◆ SELECTED TEXT ◆
It is a blockchain tech, so, be careful of possible con jobs (I am hopeful but weary of new tech, as anyone who lived through the internet of the last 20 years should be :slight_smile: ).

However, all of the websites I have seen so far in this thread, save perhaps a personal website (and, depending on how you view centralized services, it also could be lumped in with the rest) are based on a centralized server philosophy.

All of the popular services seemed like they had some advantage for the creative artist at some point in time, even if it was just a large audience… but then, something changes… always. Just look at our “friends” at youtube :slight_smile:

Libry is an type of “double blockchain”–> one gives ownership, and one provices a means of compensation. Think of bitcoin and bittorrent having a partnership.

Some are seeing it as a alternative to youtube, but you can also use the protocol for still photos, giving us an interesting model for compensating creative individuals without a central power enforcing the rules. Heck, half the mess we are in (as well as the birth of open source software) was caused by government rules (the copyright laws of the mid 1970’s) that treats software like they were books or magazines, not like engines or screwdrivers, much to the profit of companies like Microsoft, I might add…

I thought the internet in the 1990’s was going to the the key that liberated us from corporate and governmental bondage. Unfortunately, the whole thing can be now viewed as a con to control what we say and what we think.

◆ REQUIRED TASKS ◆
a) Quote the post on Libry from "However, all of" up to and including "having a partnership.".
b) In the post on Libry, which government rules does the writer blame for half the mess?

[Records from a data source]
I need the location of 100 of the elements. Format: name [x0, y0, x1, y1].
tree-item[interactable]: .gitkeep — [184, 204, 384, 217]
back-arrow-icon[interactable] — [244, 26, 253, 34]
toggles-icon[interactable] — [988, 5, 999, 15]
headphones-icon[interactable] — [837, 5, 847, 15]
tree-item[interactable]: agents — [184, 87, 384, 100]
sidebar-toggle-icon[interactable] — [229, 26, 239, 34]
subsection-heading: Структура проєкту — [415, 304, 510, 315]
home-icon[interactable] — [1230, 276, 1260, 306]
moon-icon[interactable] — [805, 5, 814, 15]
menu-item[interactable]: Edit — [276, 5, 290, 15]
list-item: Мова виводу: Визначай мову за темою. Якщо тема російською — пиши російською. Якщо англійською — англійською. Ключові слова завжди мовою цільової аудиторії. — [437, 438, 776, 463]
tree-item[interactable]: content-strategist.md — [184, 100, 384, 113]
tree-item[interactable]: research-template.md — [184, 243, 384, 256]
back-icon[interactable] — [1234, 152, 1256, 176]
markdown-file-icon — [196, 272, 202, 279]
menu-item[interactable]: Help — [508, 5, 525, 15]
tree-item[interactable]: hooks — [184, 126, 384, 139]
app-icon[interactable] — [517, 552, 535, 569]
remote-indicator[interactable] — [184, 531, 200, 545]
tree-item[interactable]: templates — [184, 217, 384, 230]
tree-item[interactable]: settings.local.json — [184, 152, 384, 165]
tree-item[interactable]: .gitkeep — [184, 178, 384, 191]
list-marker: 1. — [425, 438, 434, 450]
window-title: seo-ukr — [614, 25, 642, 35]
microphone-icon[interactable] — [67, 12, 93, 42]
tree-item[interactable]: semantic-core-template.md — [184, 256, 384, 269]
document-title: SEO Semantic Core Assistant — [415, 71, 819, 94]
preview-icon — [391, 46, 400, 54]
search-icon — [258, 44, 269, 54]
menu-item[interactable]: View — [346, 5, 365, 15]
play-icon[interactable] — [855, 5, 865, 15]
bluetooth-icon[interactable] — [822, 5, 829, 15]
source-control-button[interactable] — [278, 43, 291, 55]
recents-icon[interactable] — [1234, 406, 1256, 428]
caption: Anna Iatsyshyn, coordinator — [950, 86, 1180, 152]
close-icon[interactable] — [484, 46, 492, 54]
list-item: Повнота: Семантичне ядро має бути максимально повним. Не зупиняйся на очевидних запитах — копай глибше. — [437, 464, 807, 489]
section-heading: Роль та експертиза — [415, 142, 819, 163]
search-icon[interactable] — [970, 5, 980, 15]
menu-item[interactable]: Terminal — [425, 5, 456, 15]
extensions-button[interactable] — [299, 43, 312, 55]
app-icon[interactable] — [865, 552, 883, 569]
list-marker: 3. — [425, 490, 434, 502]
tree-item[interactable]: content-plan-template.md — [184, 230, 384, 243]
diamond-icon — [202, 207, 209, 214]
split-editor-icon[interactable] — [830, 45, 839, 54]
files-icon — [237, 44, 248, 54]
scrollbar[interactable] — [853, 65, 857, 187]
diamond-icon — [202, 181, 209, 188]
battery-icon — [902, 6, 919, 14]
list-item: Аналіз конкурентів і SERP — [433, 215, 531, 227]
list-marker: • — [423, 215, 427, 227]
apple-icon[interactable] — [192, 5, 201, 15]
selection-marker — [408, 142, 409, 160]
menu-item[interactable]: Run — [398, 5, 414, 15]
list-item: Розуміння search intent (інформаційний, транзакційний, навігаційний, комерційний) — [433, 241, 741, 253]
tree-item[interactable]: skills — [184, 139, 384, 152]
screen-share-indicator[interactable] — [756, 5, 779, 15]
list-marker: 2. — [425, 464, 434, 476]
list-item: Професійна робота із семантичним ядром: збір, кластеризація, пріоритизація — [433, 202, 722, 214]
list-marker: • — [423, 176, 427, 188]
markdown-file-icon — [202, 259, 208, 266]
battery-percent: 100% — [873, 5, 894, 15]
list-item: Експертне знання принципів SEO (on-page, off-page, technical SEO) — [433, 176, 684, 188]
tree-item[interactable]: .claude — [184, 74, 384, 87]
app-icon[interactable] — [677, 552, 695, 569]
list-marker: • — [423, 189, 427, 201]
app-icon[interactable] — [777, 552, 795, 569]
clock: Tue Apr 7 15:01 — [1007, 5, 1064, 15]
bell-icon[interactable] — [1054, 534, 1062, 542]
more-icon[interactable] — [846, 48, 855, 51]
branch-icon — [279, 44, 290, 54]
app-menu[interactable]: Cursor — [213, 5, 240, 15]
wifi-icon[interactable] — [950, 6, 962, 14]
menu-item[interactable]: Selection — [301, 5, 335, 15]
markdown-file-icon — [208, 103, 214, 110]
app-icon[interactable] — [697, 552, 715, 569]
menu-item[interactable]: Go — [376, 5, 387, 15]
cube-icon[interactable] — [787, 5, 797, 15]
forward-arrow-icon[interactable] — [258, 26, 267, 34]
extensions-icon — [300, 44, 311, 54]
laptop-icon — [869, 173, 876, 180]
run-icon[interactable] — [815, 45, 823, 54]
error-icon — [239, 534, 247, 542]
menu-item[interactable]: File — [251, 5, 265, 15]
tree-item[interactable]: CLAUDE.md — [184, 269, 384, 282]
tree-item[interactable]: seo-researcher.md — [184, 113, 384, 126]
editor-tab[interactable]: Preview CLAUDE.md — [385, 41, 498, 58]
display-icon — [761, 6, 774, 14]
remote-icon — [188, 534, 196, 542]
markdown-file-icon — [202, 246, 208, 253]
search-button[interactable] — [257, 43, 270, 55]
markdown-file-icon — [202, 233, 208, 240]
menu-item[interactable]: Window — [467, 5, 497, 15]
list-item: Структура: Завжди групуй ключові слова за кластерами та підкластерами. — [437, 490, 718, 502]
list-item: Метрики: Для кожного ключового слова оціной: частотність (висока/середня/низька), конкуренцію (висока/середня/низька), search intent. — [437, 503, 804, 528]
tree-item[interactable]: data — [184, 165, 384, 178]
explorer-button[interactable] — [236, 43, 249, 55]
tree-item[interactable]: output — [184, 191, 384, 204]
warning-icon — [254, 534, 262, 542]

==

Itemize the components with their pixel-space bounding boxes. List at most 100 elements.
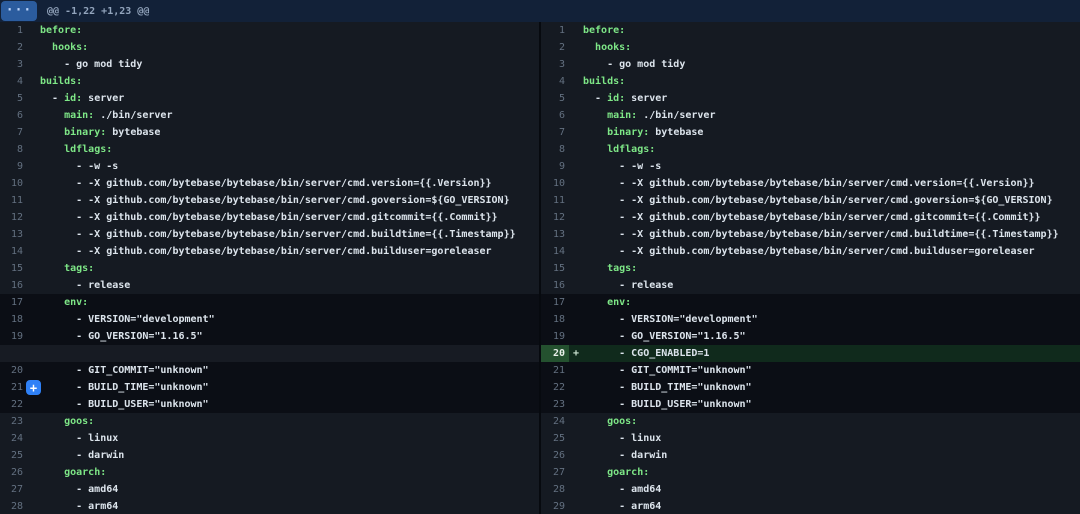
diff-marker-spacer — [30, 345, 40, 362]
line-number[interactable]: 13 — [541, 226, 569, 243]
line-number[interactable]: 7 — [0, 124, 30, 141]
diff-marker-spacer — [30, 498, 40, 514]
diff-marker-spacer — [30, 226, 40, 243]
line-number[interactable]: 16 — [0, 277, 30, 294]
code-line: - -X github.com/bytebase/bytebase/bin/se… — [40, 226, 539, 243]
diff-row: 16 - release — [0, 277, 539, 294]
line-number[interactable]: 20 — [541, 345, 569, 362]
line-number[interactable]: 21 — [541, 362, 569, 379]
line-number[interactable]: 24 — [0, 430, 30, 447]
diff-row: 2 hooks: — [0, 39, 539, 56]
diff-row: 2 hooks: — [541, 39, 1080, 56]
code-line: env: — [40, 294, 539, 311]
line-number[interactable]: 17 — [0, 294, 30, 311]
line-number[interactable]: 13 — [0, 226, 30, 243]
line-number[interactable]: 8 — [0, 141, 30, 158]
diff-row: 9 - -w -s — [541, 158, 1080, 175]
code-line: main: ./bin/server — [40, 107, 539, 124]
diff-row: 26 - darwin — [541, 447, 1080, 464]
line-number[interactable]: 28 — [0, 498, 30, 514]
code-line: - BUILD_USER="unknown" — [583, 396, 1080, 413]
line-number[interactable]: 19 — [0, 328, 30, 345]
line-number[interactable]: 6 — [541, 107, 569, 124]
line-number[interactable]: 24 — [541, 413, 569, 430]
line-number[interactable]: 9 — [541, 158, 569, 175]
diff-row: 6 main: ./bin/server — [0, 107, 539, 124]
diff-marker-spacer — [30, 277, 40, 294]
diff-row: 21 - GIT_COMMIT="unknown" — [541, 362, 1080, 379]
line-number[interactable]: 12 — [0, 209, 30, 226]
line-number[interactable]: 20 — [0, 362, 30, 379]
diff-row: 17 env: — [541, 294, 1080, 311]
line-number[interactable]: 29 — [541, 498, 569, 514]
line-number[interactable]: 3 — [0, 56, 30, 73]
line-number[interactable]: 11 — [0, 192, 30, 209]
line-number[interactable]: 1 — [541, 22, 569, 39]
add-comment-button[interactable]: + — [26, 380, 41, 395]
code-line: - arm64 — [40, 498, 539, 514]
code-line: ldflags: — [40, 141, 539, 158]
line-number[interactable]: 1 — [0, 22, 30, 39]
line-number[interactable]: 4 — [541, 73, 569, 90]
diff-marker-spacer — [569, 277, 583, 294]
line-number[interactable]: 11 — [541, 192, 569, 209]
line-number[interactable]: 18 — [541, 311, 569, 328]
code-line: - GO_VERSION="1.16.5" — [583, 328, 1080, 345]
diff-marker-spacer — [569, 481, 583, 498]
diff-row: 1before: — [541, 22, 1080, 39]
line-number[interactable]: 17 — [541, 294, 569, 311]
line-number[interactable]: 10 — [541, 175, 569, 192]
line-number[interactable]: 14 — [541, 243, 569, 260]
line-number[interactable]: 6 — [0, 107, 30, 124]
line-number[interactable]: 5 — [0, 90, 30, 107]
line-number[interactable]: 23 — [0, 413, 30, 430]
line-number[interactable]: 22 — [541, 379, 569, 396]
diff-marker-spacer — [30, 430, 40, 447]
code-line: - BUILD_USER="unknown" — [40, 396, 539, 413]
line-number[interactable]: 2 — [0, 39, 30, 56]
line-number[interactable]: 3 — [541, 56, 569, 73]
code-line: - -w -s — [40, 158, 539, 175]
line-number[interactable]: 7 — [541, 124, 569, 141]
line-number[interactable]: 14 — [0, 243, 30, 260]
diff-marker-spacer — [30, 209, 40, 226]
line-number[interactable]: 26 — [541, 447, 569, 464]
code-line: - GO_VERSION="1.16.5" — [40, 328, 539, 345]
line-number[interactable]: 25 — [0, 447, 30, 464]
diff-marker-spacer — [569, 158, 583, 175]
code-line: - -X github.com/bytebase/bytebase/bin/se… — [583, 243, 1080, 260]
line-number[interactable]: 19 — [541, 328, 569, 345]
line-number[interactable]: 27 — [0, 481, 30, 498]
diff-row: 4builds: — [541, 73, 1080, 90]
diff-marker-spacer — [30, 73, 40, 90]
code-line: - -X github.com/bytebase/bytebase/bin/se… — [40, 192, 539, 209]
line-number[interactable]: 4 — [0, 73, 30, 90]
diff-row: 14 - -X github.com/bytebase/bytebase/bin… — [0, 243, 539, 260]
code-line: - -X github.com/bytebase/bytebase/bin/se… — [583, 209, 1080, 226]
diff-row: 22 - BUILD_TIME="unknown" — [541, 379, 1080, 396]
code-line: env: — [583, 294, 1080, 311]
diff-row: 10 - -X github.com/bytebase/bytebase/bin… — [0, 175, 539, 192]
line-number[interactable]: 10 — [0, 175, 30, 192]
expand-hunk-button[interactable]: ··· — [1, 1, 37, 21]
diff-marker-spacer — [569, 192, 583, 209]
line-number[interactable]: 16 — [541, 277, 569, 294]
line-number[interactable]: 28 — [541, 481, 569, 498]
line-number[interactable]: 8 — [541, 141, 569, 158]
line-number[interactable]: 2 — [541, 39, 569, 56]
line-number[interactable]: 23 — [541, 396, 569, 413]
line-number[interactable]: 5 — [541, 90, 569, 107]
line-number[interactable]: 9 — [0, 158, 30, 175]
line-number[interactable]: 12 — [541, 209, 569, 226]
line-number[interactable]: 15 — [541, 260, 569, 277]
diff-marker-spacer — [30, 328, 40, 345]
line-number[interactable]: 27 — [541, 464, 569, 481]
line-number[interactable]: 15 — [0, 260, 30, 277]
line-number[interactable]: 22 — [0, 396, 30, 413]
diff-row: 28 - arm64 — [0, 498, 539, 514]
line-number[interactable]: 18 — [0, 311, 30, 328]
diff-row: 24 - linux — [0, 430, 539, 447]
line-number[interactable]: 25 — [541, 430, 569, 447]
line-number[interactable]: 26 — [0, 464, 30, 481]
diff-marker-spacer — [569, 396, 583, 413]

◆ RESULTS IN ORDER ◆
a)
However, all of the websites I have seen so far in this thread, save perhaps a personal website (and, depending on how you view centralized services, it also could be lumped in with the rest) are based on a centralized server philosophy.

All of the popular services seemed like they had some advantage for the creative artist at some point in time, even if it was just a large audience… but then, something changes… always. Just look at our “friends” at youtube :slight_smile:

Libry is an type of “double blockchain”–> one gives ownership, and one provices a means of compensation. Think of bitcoin and bittorrent having a partnership.

b) The copyright laws of the mid 1970's.